[GIVEN INSTRUCTION]: The entries below should be transcribed in their entirety, exactly as written.

____ INFORMATION SHOWN

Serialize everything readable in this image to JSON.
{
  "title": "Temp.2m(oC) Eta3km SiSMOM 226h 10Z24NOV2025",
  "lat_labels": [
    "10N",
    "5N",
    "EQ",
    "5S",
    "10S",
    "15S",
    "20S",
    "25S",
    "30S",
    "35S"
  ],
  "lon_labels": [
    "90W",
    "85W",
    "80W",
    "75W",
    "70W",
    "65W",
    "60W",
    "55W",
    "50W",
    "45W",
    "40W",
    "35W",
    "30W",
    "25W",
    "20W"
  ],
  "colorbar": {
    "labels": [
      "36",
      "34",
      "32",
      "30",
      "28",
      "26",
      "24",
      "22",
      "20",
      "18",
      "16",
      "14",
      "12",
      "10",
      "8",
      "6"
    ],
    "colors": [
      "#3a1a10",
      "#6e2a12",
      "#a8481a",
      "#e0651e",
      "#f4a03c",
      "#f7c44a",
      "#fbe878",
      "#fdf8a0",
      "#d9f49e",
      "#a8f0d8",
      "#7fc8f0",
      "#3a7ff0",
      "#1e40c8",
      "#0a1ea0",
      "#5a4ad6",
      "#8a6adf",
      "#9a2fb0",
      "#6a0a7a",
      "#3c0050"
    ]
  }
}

________

[ANSWER TO THE TASK]:
Serialize everything readable in this image to JSON.
{
  "title": "Temp.2m(oC) Eta3km SiSMOM 226h 10Z24NOV2025",
  "lat_labels": [
    "10N",
    "5N",
    "EQ",
    "5S",
    "10S",
    "15S",
    "20S",
    "25S",
    "30S",
    "35S"
  ],
  "lon_labels": [
    "90W",
    "85W",
    "80W",
    "75W",
    "70W",
    "65W",
    "60W",
    "55W",
    "50W",
    "45W",
    "40W",
    "35W",
    "30W",
    "25W",
    "20W"
  ],
  "colorbar": {
    "labels": [
      "36",
      "34",
      "32",
      "30",
      "28",
      "26",
      "24",
      "22",
      "20",
      "18",
      "16",
      "14",
      "12",
      "10",
      "8",
      "6"
    ],
    "colors": [
      "#3a1a10",
      "#6e2a12",
      "#a8481a",
      "#e0651e",
      "#f4a03c",
      "#f7c44a",
      "#fbe878",
      "#fdf8a0",
      "#d9f49e",
      "#a8f0d8",
      "#7fc8f0",
      "#3a7ff0",
      "#1e40c8",
      "#0a1ea0",
      "#5a4ad6",
      "#8a6adf",
      "#9a2fb0",
      "#6a0a7a",
      "#3c0050"
    ]
  }
}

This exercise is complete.